-- Assignment --
When a line in the records contains the string "expression", copy that line.
Start of Supplied records
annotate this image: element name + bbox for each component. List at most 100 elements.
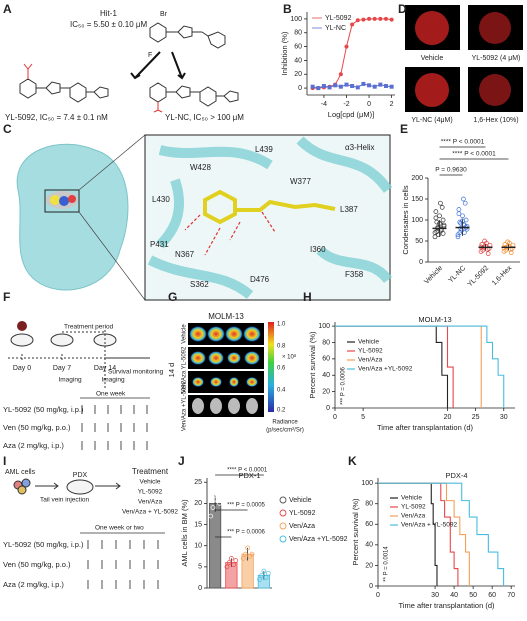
y-tick-label: 60 [365,521,373,528]
label: Vehicle [140,479,161,486]
significance-label: **** P < 0.0001 [227,468,268,474]
data-point [361,81,366,86]
legend-marker [279,522,287,530]
residue-label: W377 [290,177,311,186]
image-label: YL-5092 (4 μM) [472,55,521,62]
y-tick-label: 25 [194,479,202,486]
x-tick-label: 25 [472,414,480,421]
data-point [355,85,360,90]
x-axis-label: Time after transplantation (d) [377,423,474,432]
panel-letter: C [3,122,12,136]
x-axis-label: Time after transplantation (d) [398,601,495,610]
data-point [210,505,216,510]
significance-label: ** P = 0.0014 [384,546,390,582]
schedule-scheme [8,321,150,390]
residue-label: W428 [190,163,211,172]
y-tick-label: 200 [411,175,423,182]
label: Tail vein injection [40,497,90,504]
data-point [485,251,491,256]
data-point [245,545,250,551]
data-point [338,84,343,89]
y-tick-label: 0 [326,405,330,412]
label: Ven (50 mg/kg, p.o.) [3,560,71,569]
residue-label: S362 [190,280,209,289]
significance-label: P = 0.9630 [435,167,467,174]
label: 1.0 [277,322,286,328]
y-axis-label: Inhibition (%) [280,31,289,75]
x-tick-label: 60 [488,592,496,599]
x-tick-label: -2 [343,101,349,108]
x-tick-label: YL-NC [447,265,467,285]
data-point [333,83,338,88]
data-point [214,492,220,498]
x-tick-label: 30 [500,414,508,421]
legend-label: Vehicle [358,339,379,346]
residue-label: L387 [340,205,358,214]
data-point [440,217,446,223]
survival-curve [378,482,459,586]
data-point [383,84,388,89]
y-tick-label: 100 [318,323,330,330]
label: YL-5092, IC₅₀ = 7.4 ± 0.1 nM [5,113,108,122]
label: Day 7 [53,365,71,372]
bar [209,502,222,589]
x-tick-label: -4 [321,101,327,108]
data-point [367,83,372,88]
label: Aza (2 mg/kg, i.p.) [3,441,64,450]
survival-curve [378,482,505,586]
label: One week [96,391,126,398]
panel-letter: I [3,454,6,468]
label: One week or two [95,525,144,532]
image-label: YL-NC (4μM) [411,117,452,124]
y-tick-label: 40 [322,372,330,379]
data-point [316,86,321,91]
legend-label: Ven/Aza [289,523,315,530]
data-point [433,209,439,214]
y-axis-label: Percent survival (%) [351,498,360,566]
legend-label: YL-5092 [401,504,426,511]
data-point [338,72,343,77]
data-point [433,215,439,221]
data-point [226,560,232,565]
y-tick-label: 15 [194,521,202,528]
y-tick-label: 80 [365,501,373,508]
molecules [19,22,239,113]
label: (p/sec/cm²/Sr) [266,428,304,434]
y-tick-label: 150 [411,196,423,203]
label: MOLM-13 [208,312,244,321]
data-point [508,250,514,256]
residue-label: α3-Helix [345,143,375,152]
y-axis-label: Condensates in cells [401,185,410,254]
panel-letter: H [303,290,312,304]
legend-label: Ven/Aza [358,357,383,364]
legend-label: Ven/Aza +YL-5092 [358,366,413,373]
data-point [389,84,394,89]
data-point [367,16,372,21]
data-point [327,85,332,90]
y-tick-label: 40 [294,57,302,64]
label: Br [160,11,168,18]
label: 14 d [167,363,176,378]
label: IC₅₀ = 5.50 ± 0.10 μM [70,20,147,29]
x-tick-label: 0 [333,414,337,421]
label: Survival monitoring [108,369,164,376]
data-point [437,213,442,219]
panel-letter: A [3,2,12,16]
label: Treatment [132,467,169,476]
data-point [461,221,466,227]
label: Day 14 [94,365,116,372]
legend-marker [279,496,287,504]
x-tick-label: 30 [431,592,439,599]
x-tick-label: 2 [390,101,394,108]
significance-label: *** P = 0.0005 [227,503,265,509]
residue-label: P431 [150,240,169,249]
residue-label: L430 [152,195,170,204]
legend-marker [279,509,287,517]
data-point [261,568,267,574]
y-tick-label: 80 [294,30,302,37]
data-point [505,239,510,245]
significance-label: **** P < 0.0001 [452,151,496,158]
data-point [455,234,461,240]
data-point [231,562,236,568]
data-point [372,84,377,89]
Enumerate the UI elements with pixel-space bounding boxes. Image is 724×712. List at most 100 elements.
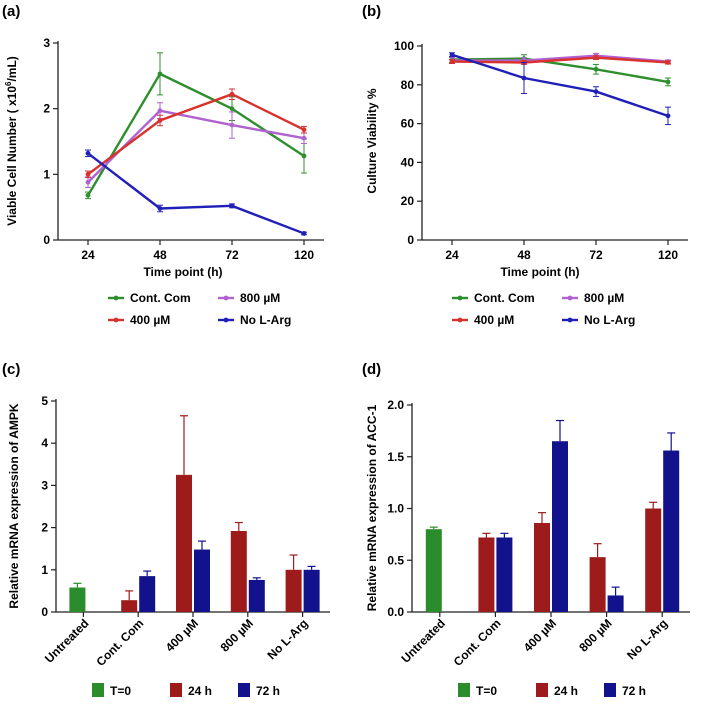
legend-label: 400 µM — [130, 313, 170, 327]
y-tick-label: 1.0 — [387, 502, 404, 516]
y-tick-label: 0 — [43, 233, 50, 247]
data-point — [229, 91, 235, 97]
data-point — [301, 153, 307, 159]
y-axis-label: Viable Cell Number ( x106/mL) — [4, 56, 19, 226]
x-tick-label: 400 µM — [521, 616, 559, 654]
series-line-400 µM — [87, 92, 305, 176]
y-tick-label: 0 — [41, 605, 48, 619]
y-tick-label: 3 — [43, 36, 50, 50]
y-axis-label: Relative mRNA expression of ACC-1 — [365, 404, 379, 611]
bar-24 h-800 µM — [589, 557, 606, 612]
legend-swatch — [604, 683, 616, 697]
y-tick-label: 100 — [394, 39, 414, 53]
legend-label: Cont. Com — [130, 291, 191, 305]
legend-swatch — [536, 683, 548, 697]
x-tick-label: 800 µM — [576, 616, 614, 654]
x-tick-label: 800 µM — [218, 616, 256, 654]
panel-c: (c) 0 1 2 3 4 5 Relative mRNA expression of AM… — [2, 361, 330, 698]
x-tick-label: 24 — [445, 248, 459, 262]
bar-72 h-800 µM — [607, 595, 624, 612]
data-point — [521, 75, 527, 81]
legend-label: 24 h — [554, 684, 578, 698]
bar-72 h-No L-Arg — [663, 450, 680, 612]
x-tick-label: 120 — [658, 248, 678, 262]
x-tick-label: Untreated — [42, 616, 92, 666]
legend-marker — [223, 317, 229, 323]
x-tick-label: No L-Arg — [265, 616, 311, 662]
x-tick-label: 400 µM — [163, 616, 201, 654]
series-line-No L-Arg — [451, 53, 669, 117]
legend-swatch — [92, 683, 104, 697]
y-tick-label: 40 — [401, 155, 415, 169]
y-tick-label: 1 — [43, 167, 50, 181]
y-axis-label: Relative mRNA expression of AMPK — [7, 403, 21, 608]
bar-T=0-Untreated — [425, 529, 442, 612]
legend-label: Cont. Com — [474, 291, 535, 305]
panel-c-label: (c) — [2, 361, 20, 378]
data-point — [593, 66, 599, 72]
x-tick-label: 24 — [81, 248, 95, 262]
bar-24 h-400 µM — [534, 522, 550, 612]
y-tick-label: 2 — [43, 102, 50, 116]
data-point — [665, 60, 671, 65]
bar-72 h-400 µM — [552, 441, 568, 612]
data-point — [301, 127, 307, 133]
bar-72 h-Cont. Com — [496, 537, 513, 612]
panel-d-label: (d) — [362, 361, 381, 378]
panel-a-label: (a) — [2, 3, 20, 20]
legend-marker — [113, 317, 119, 323]
bar-24 h-400 µM — [176, 474, 192, 612]
legend-swatch — [170, 683, 182, 697]
legend-swatch — [458, 683, 470, 697]
legend-label: No L-Arg — [584, 313, 635, 327]
bar-72 h-400 µM — [194, 549, 210, 612]
legend-label: T=0 — [110, 684, 131, 698]
y-tick-label: 1 — [41, 563, 48, 577]
x-tick-label: 48 — [153, 248, 167, 262]
series-line-800 µM — [452, 54, 669, 63]
data-point — [229, 203, 235, 209]
x-tick-label: Cont. Com — [451, 616, 504, 669]
data-point — [157, 108, 163, 114]
x-axis-label: Time point (h) — [143, 265, 222, 279]
bar-24 h-No L-Arg — [285, 569, 302, 612]
legend-marker — [567, 295, 573, 301]
x-tick-label: No L-Arg — [624, 616, 670, 662]
data-point — [301, 231, 307, 236]
y-tick-label: 60 — [401, 117, 415, 131]
bar-24 h-Cont. Com — [478, 537, 495, 612]
y-axis-label-unit: /mL) — [5, 56, 19, 81]
data-point — [449, 52, 455, 58]
x-tick-label: Untreated — [398, 616, 448, 666]
y-tick-label: 20 — [401, 194, 415, 208]
legend-label: No L-Arg — [240, 313, 291, 327]
bar-T=0-Untreated — [69, 587, 86, 612]
data-point — [157, 71, 163, 77]
data-point — [157, 206, 163, 211]
data-point — [85, 179, 91, 185]
series-line-No L-Arg — [87, 152, 305, 235]
series-line-Cont. Com — [451, 57, 669, 84]
legend-label: 72 h — [622, 684, 646, 698]
legend-label: 400 µM — [474, 313, 514, 327]
panel-b: (b) 0 20 40 60 80 100 Culture Viability % 24 48 7… — [362, 3, 688, 327]
x-axis-label: Time point (h) — [500, 265, 579, 279]
bar-24 h-Cont. Com — [121, 600, 138, 612]
y-tick-label: 0.0 — [387, 605, 404, 619]
x-tick-label: 72 — [225, 248, 239, 262]
x-tick-label: 48 — [517, 248, 531, 262]
data-point — [665, 113, 671, 119]
x-tick-label: 72 — [589, 248, 603, 262]
bar-72 h-No L-Arg — [303, 569, 320, 612]
data-point — [85, 192, 91, 198]
legend-label: 800 µM — [584, 291, 624, 305]
y-tick-label: 3 — [41, 478, 48, 492]
series-line-400 µM — [451, 56, 669, 64]
data-point — [229, 106, 235, 112]
bar-24 h-No L-Arg — [645, 508, 662, 612]
legend-marker — [223, 295, 229, 301]
data-point — [157, 118, 163, 123]
legend-marker — [113, 295, 119, 301]
y-tick-label: 4 — [41, 436, 48, 450]
superscript: 6 — [4, 81, 13, 86]
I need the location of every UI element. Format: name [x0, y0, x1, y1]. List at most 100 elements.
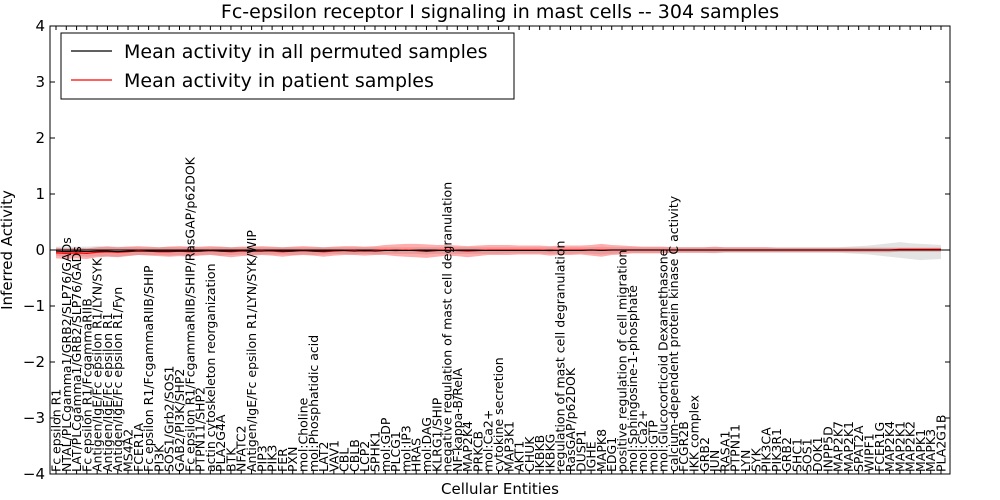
category-label: MS4A2 [121, 429, 136, 472]
category-label: FCER1G [872, 422, 887, 472]
y-axis-ticks: −4 −3 −2 −1 0 1 2 3 4 [23, 17, 950, 483]
category-label: MAPK8 [594, 429, 609, 472]
category-label: HRAS [409, 438, 424, 472]
category-label: SOS1/Grb2/SOS1 [162, 366, 177, 472]
category-label: Fc epsilon R1/FcgammaRIIB [79, 298, 94, 472]
category-label: INPP5D [820, 426, 835, 472]
category-label: MAPK1 [913, 429, 928, 472]
category-label: PLA2G1B [934, 414, 949, 472]
category-label: MAP3K1 [501, 421, 516, 472]
category-label: AKT1 [512, 441, 527, 472]
category-label: FCGR2B [676, 421, 691, 472]
category-label: cytokine secretion [491, 357, 506, 472]
category-label: IKBKG [542, 434, 557, 472]
category-label: Antigen/IgE/Fc epsilon R1/LYN/SYK [90, 257, 105, 472]
category-label: DUSP1 [573, 430, 588, 472]
category-label: CBLB [347, 439, 362, 472]
category-label: mol:DAG [419, 417, 434, 472]
category-label: NTAL/PLCgamma1/GRB2/SLP76/GADs [59, 237, 74, 472]
y-tick-label: 2 [35, 129, 45, 147]
category-label: NF-kappa-B/RelA [450, 368, 465, 472]
category-label: mol:Phosphatidic acid [306, 335, 321, 472]
category-label: LCP2 [357, 441, 372, 472]
legend: Mean activity in all permuted samples Me… [60, 32, 515, 100]
category-label: mol:Choline [295, 397, 310, 472]
category-label: PTPN11 [728, 424, 743, 472]
category-label: SYK [748, 447, 763, 472]
line-permuted [55, 249, 941, 253]
category-label: KLRG1/SHIP [429, 397, 444, 472]
category-label: SPHK1 [368, 431, 383, 472]
plot-frame [49, 25, 951, 475]
legend-box [60, 32, 515, 100]
category-label: IKBKB [532, 435, 547, 472]
category-label: Antigen/IgE/Fc epsilon R1 [100, 312, 115, 472]
category-label: Fc epsilon R1/FcgammaRIIB/SHIP [141, 265, 156, 472]
category-label: PXN [285, 447, 300, 472]
band-patient [56, 243, 941, 259]
category-label: MAPK3 [923, 429, 938, 472]
category-label: DOK1 [810, 436, 825, 472]
band-permuted [56, 242, 941, 261]
category-label: PIK3R1 [769, 428, 784, 472]
category-label: actin cytoskeleton reorganization [203, 263, 218, 472]
category-label: GRB2 [697, 437, 712, 472]
category-label: PTPN11/SHP2 [193, 387, 208, 472]
category-label: NFATC2 [234, 425, 249, 472]
category-label: PI3K [151, 444, 166, 472]
legend-label-patient: Mean activity in patient samples [124, 70, 434, 92]
category-label: PIK3CA [759, 427, 774, 472]
y-tick-label: 1 [35, 185, 45, 203]
category-label: RasGAP/p62DOK [563, 367, 578, 472]
x-axis-ticks [55, 26, 942, 474]
category-label: PLA2G4A [213, 414, 228, 472]
y-tick-label: −2 [23, 353, 45, 371]
category-label: mol:Ca2+ [481, 410, 496, 472]
legend-label-permuted: Mean activity in all permuted samples [124, 41, 487, 63]
category-label: Antigen/IgE/Fc epsilon R1/Fyn [110, 287, 125, 472]
category-label: MAP2K4 [882, 421, 897, 472]
chart-title: Fc-epsilon receptor I signaling in mast … [221, 1, 779, 23]
category-label: mol:IP3 [398, 425, 413, 472]
category-label: CHUK [522, 436, 537, 472]
category-label: LYN [738, 450, 753, 472]
category-labels: Fc epsilon R1NTAL/PLCgamma1/GRB2/SLP76/G… [49, 156, 949, 473]
category-label: RASA1 [717, 431, 732, 472]
category-label: mol:Glucocorticoid Dexamethasone [656, 248, 671, 472]
category-label: MAP2K4 [460, 421, 475, 472]
category-label: SPAT2A [851, 425, 866, 472]
category-label: PIP3 [254, 445, 269, 472]
y-tick-label: −1 [23, 297, 45, 315]
y-tick-label: 3 [35, 73, 45, 91]
category-label: mol:GTP [645, 420, 660, 472]
category-label: MAP2K2 [903, 421, 918, 472]
category-label: Fc epsilon R1 [49, 389, 64, 472]
category-label: MAP2K1 [892, 421, 907, 472]
category-label: positive regulation of cell migration [614, 250, 629, 472]
category-label: SHC1 [789, 438, 804, 472]
category-label: FCER1A [131, 423, 146, 472]
category-label: PIK3 [265, 445, 280, 472]
y-tick-label: −4 [23, 465, 45, 483]
y-axis-label: Inferred Activity [0, 190, 16, 310]
category-label: mol:Ca2+ [635, 410, 650, 472]
category-label: Fc epsilon R1/FcgammaRIIB/SHIP/RasGAP/p6… [182, 156, 197, 472]
category-label: BTK [223, 447, 238, 472]
y-tick-label: 0 [35, 241, 45, 259]
confidence-bands [56, 242, 941, 261]
x-axis-label: Cellular Entities [441, 480, 559, 498]
y-tick-label: −3 [23, 409, 45, 427]
category-label: IKK complex [687, 395, 702, 472]
category-label: FER [275, 448, 290, 472]
y-tick-label: 4 [35, 17, 45, 35]
category-label: LAT2 [316, 442, 331, 472]
category-label: mol:Sphingosine-1-phosphate [625, 285, 640, 472]
category-label: SOS1 [800, 438, 815, 472]
category-label: EDG1 [604, 437, 619, 472]
category-label: GRB2 [779, 437, 794, 472]
category-label: MAP2K7 [831, 421, 846, 472]
category-label: calcium-dependent protein kinase C activ… [666, 195, 681, 472]
category-label: JUN [707, 450, 722, 473]
category-label: regulation of mast cell degranulation [553, 241, 568, 472]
End of Supplied records
-- Answer to the exercise --
y-axis-label: Relative mRNA expression of ACC-1 — [365, 404, 379, 611]
panel-c: (c) 0 1 2 3 4 5 Relative mRNA expression of AM… — [2, 361, 330, 698]
y-axis-label: Relative mRNA expression of AMPK — [7, 403, 21, 608]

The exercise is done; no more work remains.